Collected data
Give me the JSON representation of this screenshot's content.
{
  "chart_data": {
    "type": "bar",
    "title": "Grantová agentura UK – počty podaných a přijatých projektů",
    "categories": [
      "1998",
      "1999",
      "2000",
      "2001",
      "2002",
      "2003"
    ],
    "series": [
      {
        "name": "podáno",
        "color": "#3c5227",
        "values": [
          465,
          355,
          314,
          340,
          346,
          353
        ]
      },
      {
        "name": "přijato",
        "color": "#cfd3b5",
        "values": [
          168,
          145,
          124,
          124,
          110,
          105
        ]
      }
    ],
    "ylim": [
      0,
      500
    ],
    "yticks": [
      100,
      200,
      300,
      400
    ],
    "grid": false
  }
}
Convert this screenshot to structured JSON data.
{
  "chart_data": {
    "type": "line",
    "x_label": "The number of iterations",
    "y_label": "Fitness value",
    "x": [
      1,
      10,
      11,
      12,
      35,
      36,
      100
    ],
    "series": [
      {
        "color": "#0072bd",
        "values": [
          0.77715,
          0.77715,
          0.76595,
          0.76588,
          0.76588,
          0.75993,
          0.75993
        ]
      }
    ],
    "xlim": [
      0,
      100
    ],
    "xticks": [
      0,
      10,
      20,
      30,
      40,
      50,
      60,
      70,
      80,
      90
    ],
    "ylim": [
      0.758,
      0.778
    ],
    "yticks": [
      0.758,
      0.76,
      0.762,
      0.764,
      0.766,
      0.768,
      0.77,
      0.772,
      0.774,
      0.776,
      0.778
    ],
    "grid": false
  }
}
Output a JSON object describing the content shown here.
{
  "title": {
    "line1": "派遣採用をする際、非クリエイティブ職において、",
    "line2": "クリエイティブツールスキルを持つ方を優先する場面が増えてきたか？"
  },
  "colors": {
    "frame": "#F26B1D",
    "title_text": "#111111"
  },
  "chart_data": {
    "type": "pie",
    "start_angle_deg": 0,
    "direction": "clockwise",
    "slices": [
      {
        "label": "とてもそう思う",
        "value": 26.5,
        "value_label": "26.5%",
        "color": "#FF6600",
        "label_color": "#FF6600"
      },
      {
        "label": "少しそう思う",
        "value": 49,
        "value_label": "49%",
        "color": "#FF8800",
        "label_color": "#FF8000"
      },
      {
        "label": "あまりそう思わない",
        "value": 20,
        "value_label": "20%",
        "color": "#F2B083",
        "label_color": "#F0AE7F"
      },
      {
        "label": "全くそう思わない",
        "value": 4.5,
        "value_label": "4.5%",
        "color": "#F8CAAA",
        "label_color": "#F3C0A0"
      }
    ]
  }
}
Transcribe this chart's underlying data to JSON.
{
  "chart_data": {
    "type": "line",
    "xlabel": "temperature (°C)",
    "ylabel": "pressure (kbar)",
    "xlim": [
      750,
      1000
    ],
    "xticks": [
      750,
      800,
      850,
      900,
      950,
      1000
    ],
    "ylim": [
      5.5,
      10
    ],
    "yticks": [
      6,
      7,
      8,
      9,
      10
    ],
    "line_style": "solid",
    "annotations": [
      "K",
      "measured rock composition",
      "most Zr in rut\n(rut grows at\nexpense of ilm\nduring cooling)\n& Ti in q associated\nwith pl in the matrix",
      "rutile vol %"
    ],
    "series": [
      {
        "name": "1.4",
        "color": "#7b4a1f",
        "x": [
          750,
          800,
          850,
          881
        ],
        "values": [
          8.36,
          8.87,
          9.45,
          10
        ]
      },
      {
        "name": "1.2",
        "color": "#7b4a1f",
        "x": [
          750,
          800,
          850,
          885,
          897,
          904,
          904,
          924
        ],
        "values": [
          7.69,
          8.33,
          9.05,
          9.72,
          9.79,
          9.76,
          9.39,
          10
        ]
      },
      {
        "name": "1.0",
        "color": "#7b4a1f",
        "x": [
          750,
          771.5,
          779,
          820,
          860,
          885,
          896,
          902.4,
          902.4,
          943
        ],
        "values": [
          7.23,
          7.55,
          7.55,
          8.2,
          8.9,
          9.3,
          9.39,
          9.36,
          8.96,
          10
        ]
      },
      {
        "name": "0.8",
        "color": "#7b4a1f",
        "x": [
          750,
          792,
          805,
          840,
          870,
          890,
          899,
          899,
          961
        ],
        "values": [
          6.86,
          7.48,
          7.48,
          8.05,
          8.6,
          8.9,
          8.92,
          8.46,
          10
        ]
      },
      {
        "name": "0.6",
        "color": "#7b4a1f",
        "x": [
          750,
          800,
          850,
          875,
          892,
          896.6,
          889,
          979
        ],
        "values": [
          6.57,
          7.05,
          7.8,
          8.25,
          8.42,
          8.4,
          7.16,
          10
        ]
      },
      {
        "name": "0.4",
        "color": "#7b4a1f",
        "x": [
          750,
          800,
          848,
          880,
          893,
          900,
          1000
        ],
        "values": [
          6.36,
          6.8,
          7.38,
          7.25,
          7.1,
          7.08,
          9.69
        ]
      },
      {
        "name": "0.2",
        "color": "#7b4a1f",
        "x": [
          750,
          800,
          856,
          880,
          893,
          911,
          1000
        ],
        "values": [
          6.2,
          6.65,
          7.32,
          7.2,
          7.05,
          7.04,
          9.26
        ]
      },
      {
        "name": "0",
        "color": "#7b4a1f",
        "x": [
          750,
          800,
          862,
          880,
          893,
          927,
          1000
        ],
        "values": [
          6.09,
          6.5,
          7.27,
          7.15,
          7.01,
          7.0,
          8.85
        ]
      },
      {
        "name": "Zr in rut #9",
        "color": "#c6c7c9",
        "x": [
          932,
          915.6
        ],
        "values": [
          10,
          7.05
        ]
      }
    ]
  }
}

Do this: Set down every line of the listing above again, exactly as given.

Answer to this problem:
Give me the JSON representation of this screenshot's content.
{
  "chart_data": {
    "type": "bar",
    "title": "Grantová agentura UK – počty podaných a přijatých projektů",
    "categories": [
      "1998",
      "1999",
      "2000",
      "2001",
      "2002",
      "2003"
    ],
    "series": [
      {
        "name": "podáno",
        "color": "#3c5227",
        "values": [
          465,
          355,
          314,
          340,
          346,
          353
        ]
      },
      {
        "name": "přijato",
        "color": "#cfd3b5",
        "values": [
          168,
          145,
          124,
          124,
          110,
          105
        ]
      }
    ],
    "ylim": [
      0,
      500
    ],
    "yticks": [
      100,
      200,
      300,
      400
    ],
    "grid": false
  }
}
Convert this screenshot to structured JSON data.
{
  "chart_data": {
    "type": "line",
    "x_label": "The number of iterations",
    "y_label": "Fitness value",
    "x": [
      1,
      10,
      11,
      12,
      35,
      36,
      100
    ],
    "series": [
      {
        "color": "#0072bd",
        "values": [
          0.77715,
          0.77715,
          0.76595,
          0.76588,
          0.76588,
          0.75993,
          0.75993
        ]
      }
    ],
    "xlim": [
      0,
      100
    ],
    "xticks": [
      0,
      10,
      20,
      30,
      40,
      50,
      60,
      70,
      80,
      90
    ],
    "ylim": [
      0.758,
      0.778
    ],
    "yticks": [
      0.758,
      0.76,
      0.762,
      0.764,
      0.766,
      0.768,
      0.77,
      0.772,
      0.774,
      0.776,
      0.778
    ],
    "grid": false
  }
}
Output a JSON object describing the content shown here.
{
  "title": {
    "line1": "派遣採用をする際、非クリエイティブ職において、",
    "line2": "クリエイティブツールスキルを持つ方を優先する場面が増えてきたか？"
  },
  "colors": {
    "frame": "#F26B1D",
    "title_text": "#111111"
  },
  "chart_data": {
    "type": "pie",
    "start_angle_deg": 0,
    "direction": "clockwise",
    "slices": [
      {
        "label": "とてもそう思う",
        "value": 26.5,
        "value_label": "26.5%",
        "color": "#FF6600",
        "label_color": "#FF6600"
      },
      {
        "label": "少しそう思う",
        "value": 49,
        "value_label": "49%",
        "color": "#FF8800",
        "label_color": "#FF8000"
      },
      {
        "label": "あまりそう思わない",
        "value": 20,
        "value_label": "20%",
        "color": "#F2B083",
        "label_color": "#F0AE7F"
      },
      {
        "label": "全くそう思わない",
        "value": 4.5,
        "value_label": "4.5%",
        "color": "#F8CAAA",
        "label_color": "#F3C0A0"
      }
    ]
  }
}
Transcribe this chart's underlying data to JSON.
{
  "chart_data": {
    "type": "line",
    "xlabel": "temperature (°C)",
    "ylabel": "pressure (kbar)",
    "xlim": [
      750,
      1000
    ],
    "xticks": [
      750,
      800,
      850,
      900,
      950,
      1000
    ],
    "ylim": [
      5.5,
      10
    ],
    "yticks": [
      6,
      7,
      8,
      9,
      10
    ],
    "line_style": "solid",
    "annotations": [
      "K",
      "measured rock composition",
      "most Zr in rut\n(rut grows at\nexpense of ilm\nduring cooling)\n& Ti in q associated\nwith pl in the matrix",
      "rutile vol %"
    ],
    "series": [
      {
        "name": "1.4",
        "color": "#7b4a1f",
        "x": [
          750,
          800,
          850,
          881
        ],
        "values": [
          8.36,
          8.87,
          9.45,
          10
        ]
      },
      {
        "name": "1.2",
        "color": "#7b4a1f",
        "x": [
          750,
          800,
          850,
          885,
          897,
          904,
          904,
          924
        ],
        "values": [
          7.69,
          8.33,
          9.05,
          9.72,
          9.79,
          9.76,
          9.39,
          10
        ]
      },
      {
        "name": "1.0",
        "color": "#7b4a1f",
        "x": [
          750,
          771.5,
          779,
          820,
          860,
          885,
          896,
          902.4,
          902.4,
          943
        ],
        "values": [
          7.23,
          7.55,
          7.55,
          8.2,
          8.9,
          9.3,
          9.39,
          9.36,
          8.96,
          10
        ]
      },
      {
        "name": "0.8",
        "color": "#7b4a1f",
        "x": [
          750,
          792,
          805,
          840,
          870,
          890,
          899,
          899,
          961
        ],
        "values": [
          6.86,
          7.48,
          7.48,
          8.05,
          8.6,
          8.9,
          8.92,
          8.46,
          10
        ]
      },
      {
        "name": "0.6",
        "color": "#7b4a1f",
        "x": [
          750,
          800,
          850,
          875,
          892,
          896.6,
          889,
          979
        ],
        "values": [
          6.57,
          7.05,
          7.8,
          8.25,
          8.42,
          8.4,
          7.16,
          10
        ]
      },
      {
        "name": "0.4",
        "color": "#7b4a1f",
        "x": [
          750,
          800,
          848,
          880,
          893,
          900,
          1000
        ],
        "values": [
          6.36,
          6.8,
          7.38,
          7.25,
          7.1,
          7.08,
          9.69
        ]
      },
      {
        "name": "0.2",
        "color": "#7b4a1f",
        "x": [
          750,
          800,
          856,
          880,
          893,
          911,
          1000
        ],
        "values": [
          6.2,
          6.65,
          7.32,
          7.2,
          7.05,
          7.04,
          9.26
        ]
      },
      {
        "name": "0",
        "color": "#7b4a1f",
        "x": [
          750,
          800,
          862,
          880,
          893,
          927,
          1000
        ],
        "values": [
          6.09,
          6.5,
          7.27,
          7.15,
          7.01,
          7.0,
          8.85
        ]
      },
      {
        "name": "Zr in rut #9",
        "color": "#c6c7c9",
        "x": [
          932,
          915.6
        ],
        "values": [
          10,
          7.05
        ]
      }
    ]
  }
}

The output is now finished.